::: Materials provided :::

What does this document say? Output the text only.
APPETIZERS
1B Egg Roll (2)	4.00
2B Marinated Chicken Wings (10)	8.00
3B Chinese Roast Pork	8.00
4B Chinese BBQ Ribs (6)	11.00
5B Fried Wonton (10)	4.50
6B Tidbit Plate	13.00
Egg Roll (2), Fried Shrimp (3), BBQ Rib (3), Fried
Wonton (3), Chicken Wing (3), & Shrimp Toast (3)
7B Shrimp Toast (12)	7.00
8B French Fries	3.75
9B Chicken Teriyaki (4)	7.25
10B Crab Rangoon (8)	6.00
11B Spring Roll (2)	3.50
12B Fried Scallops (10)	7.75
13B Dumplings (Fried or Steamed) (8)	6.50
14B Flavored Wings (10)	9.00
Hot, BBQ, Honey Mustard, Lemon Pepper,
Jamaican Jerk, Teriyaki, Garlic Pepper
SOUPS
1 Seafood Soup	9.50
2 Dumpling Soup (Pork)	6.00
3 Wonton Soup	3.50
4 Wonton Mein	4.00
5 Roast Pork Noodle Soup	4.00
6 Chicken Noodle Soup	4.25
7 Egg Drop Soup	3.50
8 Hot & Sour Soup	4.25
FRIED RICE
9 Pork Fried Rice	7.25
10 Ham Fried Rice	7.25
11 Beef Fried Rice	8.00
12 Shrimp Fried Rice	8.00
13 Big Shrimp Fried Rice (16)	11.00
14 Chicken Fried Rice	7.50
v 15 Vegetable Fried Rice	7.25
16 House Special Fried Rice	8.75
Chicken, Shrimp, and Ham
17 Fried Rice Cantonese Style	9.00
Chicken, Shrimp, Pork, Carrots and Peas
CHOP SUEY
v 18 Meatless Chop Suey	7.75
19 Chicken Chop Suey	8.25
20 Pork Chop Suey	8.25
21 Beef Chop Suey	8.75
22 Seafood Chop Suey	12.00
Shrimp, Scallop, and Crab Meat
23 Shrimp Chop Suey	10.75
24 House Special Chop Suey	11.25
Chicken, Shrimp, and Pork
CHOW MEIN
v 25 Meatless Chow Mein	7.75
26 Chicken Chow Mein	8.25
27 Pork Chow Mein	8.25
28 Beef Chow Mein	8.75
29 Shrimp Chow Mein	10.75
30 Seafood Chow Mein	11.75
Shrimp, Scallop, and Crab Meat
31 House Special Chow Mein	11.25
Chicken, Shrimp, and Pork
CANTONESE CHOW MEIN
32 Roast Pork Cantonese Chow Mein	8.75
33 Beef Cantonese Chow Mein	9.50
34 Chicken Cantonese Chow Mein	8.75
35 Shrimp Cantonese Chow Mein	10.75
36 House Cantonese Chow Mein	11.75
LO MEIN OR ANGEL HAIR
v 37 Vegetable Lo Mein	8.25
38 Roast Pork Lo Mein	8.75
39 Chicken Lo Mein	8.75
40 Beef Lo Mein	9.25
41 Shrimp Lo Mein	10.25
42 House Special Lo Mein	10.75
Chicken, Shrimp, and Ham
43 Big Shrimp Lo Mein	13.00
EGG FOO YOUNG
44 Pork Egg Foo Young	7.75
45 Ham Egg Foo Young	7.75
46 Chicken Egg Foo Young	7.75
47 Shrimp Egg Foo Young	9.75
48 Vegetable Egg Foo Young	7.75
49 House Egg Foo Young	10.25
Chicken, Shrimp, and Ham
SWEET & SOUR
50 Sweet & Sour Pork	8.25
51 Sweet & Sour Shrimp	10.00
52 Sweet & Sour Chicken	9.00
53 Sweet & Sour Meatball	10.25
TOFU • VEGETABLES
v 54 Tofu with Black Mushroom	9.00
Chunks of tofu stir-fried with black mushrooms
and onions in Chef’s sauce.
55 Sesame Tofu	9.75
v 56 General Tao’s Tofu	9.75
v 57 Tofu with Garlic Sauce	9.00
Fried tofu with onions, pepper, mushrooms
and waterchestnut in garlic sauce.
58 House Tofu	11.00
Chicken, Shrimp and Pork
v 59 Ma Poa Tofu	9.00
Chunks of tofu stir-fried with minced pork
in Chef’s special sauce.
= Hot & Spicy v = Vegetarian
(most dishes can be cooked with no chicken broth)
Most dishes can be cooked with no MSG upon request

:::
::: Materials provided :::

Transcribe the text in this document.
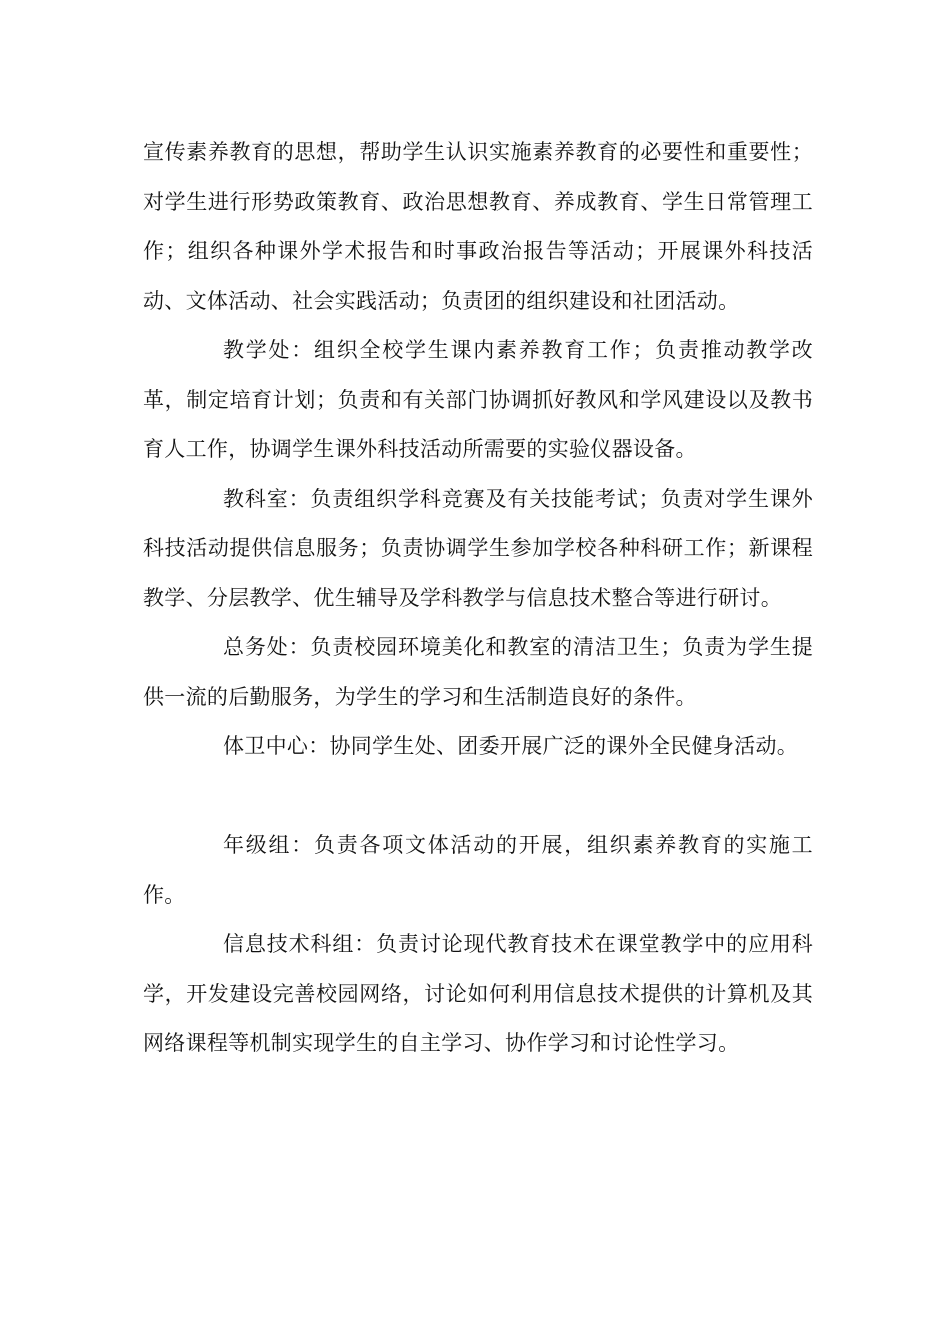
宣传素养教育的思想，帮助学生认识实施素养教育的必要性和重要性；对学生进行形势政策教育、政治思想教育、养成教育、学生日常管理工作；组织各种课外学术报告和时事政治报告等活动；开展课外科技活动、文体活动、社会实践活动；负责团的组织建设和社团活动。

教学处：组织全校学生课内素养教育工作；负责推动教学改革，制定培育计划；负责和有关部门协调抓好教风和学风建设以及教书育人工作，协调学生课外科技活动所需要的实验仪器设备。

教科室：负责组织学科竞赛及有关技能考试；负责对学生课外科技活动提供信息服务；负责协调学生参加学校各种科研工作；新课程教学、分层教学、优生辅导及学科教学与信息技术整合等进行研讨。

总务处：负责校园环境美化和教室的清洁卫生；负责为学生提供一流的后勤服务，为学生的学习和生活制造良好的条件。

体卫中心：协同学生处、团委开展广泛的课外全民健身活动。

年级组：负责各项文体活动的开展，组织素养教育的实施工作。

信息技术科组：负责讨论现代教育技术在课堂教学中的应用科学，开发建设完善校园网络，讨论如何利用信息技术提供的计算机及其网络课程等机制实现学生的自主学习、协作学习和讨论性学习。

:::

Task to complete: Establish how many lines of the material above hold the word "Roast". Nothing but the count should be returned.

Result of the task: 4